### Task objective
For this exercise, copy out each line of the material below that includes "cuvinte".
··· Given information ···
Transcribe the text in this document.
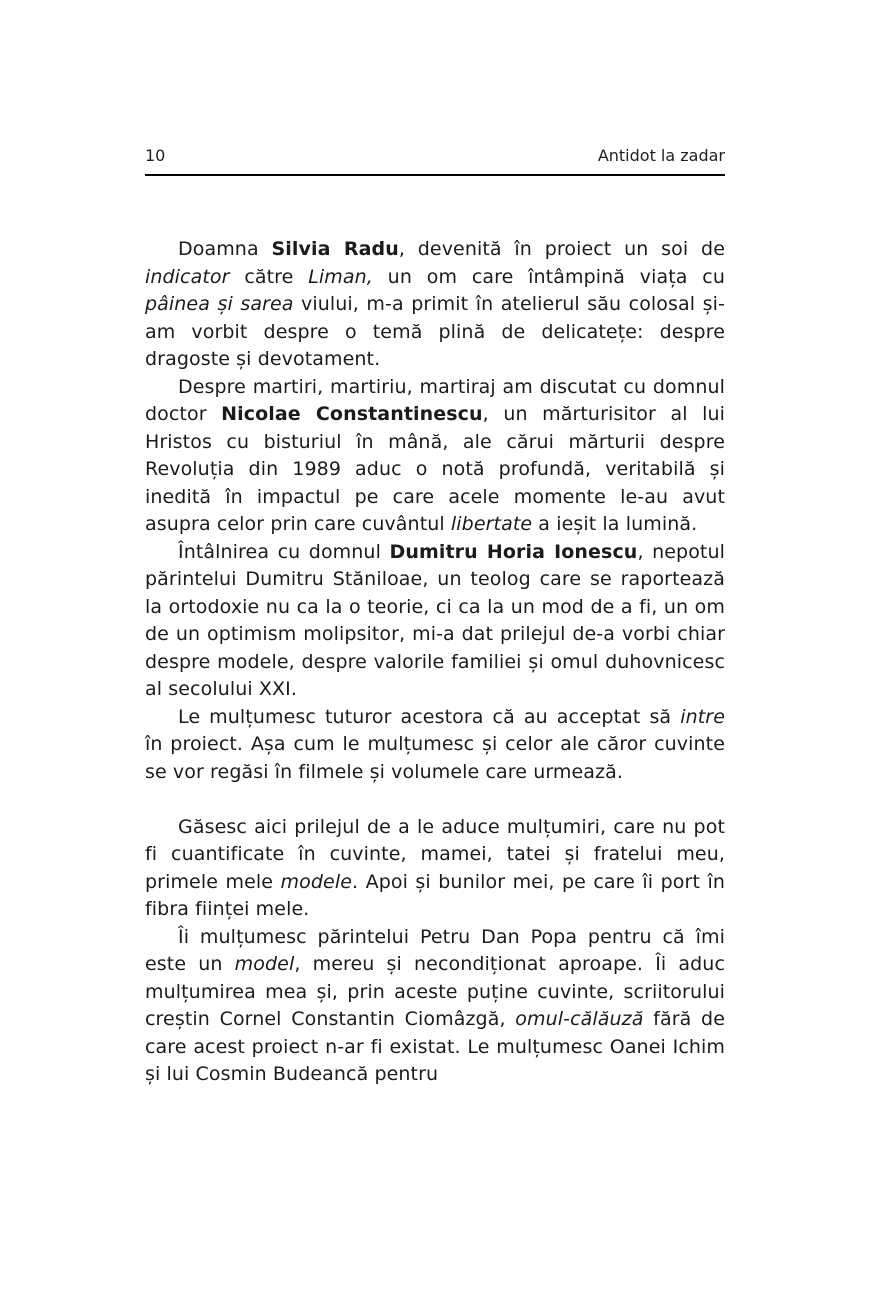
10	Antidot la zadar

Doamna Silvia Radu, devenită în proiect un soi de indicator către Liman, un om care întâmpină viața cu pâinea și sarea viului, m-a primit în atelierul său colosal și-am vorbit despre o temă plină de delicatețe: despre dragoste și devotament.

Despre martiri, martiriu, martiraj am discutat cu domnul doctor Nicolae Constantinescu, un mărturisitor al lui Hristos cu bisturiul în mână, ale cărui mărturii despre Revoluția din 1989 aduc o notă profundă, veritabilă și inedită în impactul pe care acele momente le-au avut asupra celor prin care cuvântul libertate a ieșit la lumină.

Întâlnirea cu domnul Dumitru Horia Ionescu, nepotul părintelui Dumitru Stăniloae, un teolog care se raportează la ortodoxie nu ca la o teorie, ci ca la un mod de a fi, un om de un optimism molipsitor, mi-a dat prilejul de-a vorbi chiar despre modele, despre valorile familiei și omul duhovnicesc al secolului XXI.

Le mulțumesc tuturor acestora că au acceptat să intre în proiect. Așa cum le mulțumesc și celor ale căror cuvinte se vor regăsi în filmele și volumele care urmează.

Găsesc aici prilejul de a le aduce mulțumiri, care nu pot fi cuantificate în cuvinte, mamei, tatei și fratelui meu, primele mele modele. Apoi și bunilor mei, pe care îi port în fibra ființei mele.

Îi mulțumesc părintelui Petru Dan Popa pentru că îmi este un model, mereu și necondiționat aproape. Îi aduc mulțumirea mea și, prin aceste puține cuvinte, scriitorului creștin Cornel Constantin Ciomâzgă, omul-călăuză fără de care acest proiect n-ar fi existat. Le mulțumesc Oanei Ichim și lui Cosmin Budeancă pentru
···
### Full output
Le mulțumesc tuturor acestora că au acceptat să intre în proiect. Așa cum le mulțumesc și celor ale căror cuvinte se vor regăsi în filmele și volumele care urmează.
Găsesc aici prilejul de a le aduce mulțumiri, care nu pot fi cuantificate în cuvinte, mamei, tatei și fratelui meu, primele mele modele. Apoi și bunilor mei, pe care îi port în fibra ființei mele.
Îi mulțumesc părintelui Petru Dan Popa pentru că îmi este un model, mereu și necondiționat aproape. Îi aduc mulțumirea mea și, prin aceste puține cuvinte, scriitorului creștin Cornel Constantin Ciomâzgă, omul-călăuză fără de care acest proiect n-ar fi existat. Le mulțumesc Oanei Ichim și lui Cosmin Budeancă pentru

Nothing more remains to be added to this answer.